* _Problem description_: Filter the listing below, copying every line in which the word "Practice" appears.
=== Listed entries ===
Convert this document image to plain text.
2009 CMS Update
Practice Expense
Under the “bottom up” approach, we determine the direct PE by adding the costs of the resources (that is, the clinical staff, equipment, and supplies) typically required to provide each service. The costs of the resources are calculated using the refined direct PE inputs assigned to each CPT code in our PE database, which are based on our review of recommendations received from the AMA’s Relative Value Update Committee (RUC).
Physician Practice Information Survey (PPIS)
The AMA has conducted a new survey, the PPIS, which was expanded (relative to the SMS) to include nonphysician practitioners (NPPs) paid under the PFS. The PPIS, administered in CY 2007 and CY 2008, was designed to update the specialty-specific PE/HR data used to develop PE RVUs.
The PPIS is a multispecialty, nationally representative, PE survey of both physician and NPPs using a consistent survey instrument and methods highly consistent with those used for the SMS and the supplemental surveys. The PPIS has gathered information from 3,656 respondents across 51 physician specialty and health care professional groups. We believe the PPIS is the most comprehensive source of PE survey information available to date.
===
* _In response_:
Practice Expense
Physician Practice Information Survey (PPIS)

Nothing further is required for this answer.